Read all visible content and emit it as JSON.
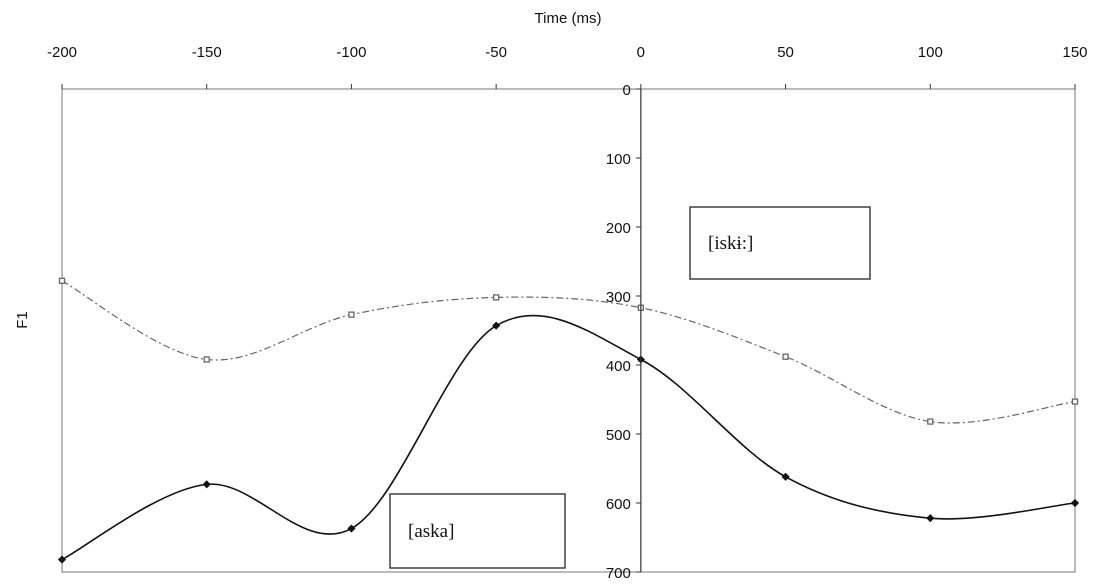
{
  "chart_data": {
    "type": "line",
    "xlabel": "Time (ms)",
    "ylabel": "F1",
    "xlim": [
      -200,
      150
    ],
    "ylim": [
      0,
      700
    ],
    "y_inverted": true,
    "x_axis_position": "top",
    "y_axis_at_x": 0,
    "x_ticks": [
      -200,
      -150,
      -100,
      -50,
      0,
      50,
      100,
      150
    ],
    "y_ticks": [
      0,
      100,
      200,
      300,
      400,
      500,
      600,
      700
    ],
    "x_tick_labels": [
      "-200",
      "-150",
      "-100",
      "-50",
      "0",
      "50",
      "100",
      "150"
    ],
    "y_tick_labels": [
      "0",
      "100",
      "200",
      "300",
      "400",
      "500",
      "600",
      "700"
    ],
    "grid": false,
    "x": [
      -200,
      -150,
      -100,
      -50,
      0,
      50,
      100,
      150
    ],
    "series": [
      {
        "name": "[iskɨ:]",
        "values": [
          278,
          392,
          327,
          302,
          317,
          388,
          482,
          453
        ],
        "color": "#666666",
        "line_style": "dash-dot",
        "marker": "square"
      },
      {
        "name": "[aska]",
        "values": [
          682,
          573,
          637,
          343,
          392,
          562,
          622,
          600
        ],
        "color": "#111111",
        "line_style": "solid",
        "marker": "diamond"
      }
    ]
  }
}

**What the task asks**
Retype the listing exactly. Pictures do not belong in the copy.

**Solution to the problem**
Read all visible content and emit it as JSON.
{
  "chart_data": {
    "type": "line",
    "xlabel": "Time (ms)",
    "ylabel": "F1",
    "xlim": [
      -200,
      150
    ],
    "ylim": [
      0,
      700
    ],
    "y_inverted": true,
    "x_axis_position": "top",
    "y_axis_at_x": 0,
    "x_ticks": [
      -200,
      -150,
      -100,
      -50,
      0,
      50,
      100,
      150
    ],
    "y_ticks": [
      0,
      100,
      200,
      300,
      400,
      500,
      600,
      700
    ],
    "x_tick_labels": [
      "-200",
      "-150",
      "-100",
      "-50",
      "0",
      "50",
      "100",
      "150"
    ],
    "y_tick_labels": [
      "0",
      "100",
      "200",
      "300",
      "400",
      "500",
      "600",
      "700"
    ],
    "grid": false,
    "x": [
      -200,
      -150,
      -100,
      -50,
      0,
      50,
      100,
      150
    ],
    "series": [
      {
        "name": "[iskɨ:]",
        "values": [
          278,
          392,
          327,
          302,
          317,
          388,
          482,
          453
        ],
        "color": "#666666",
        "line_style": "dash-dot",
        "marker": "square"
      },
      {
        "name": "[aska]",
        "values": [
          682,
          573,
          637,
          343,
          392,
          562,
          622,
          600
        ],
        "color": "#111111",
        "line_style": "solid",
        "marker": "diamond"
      }
    ]
  }
}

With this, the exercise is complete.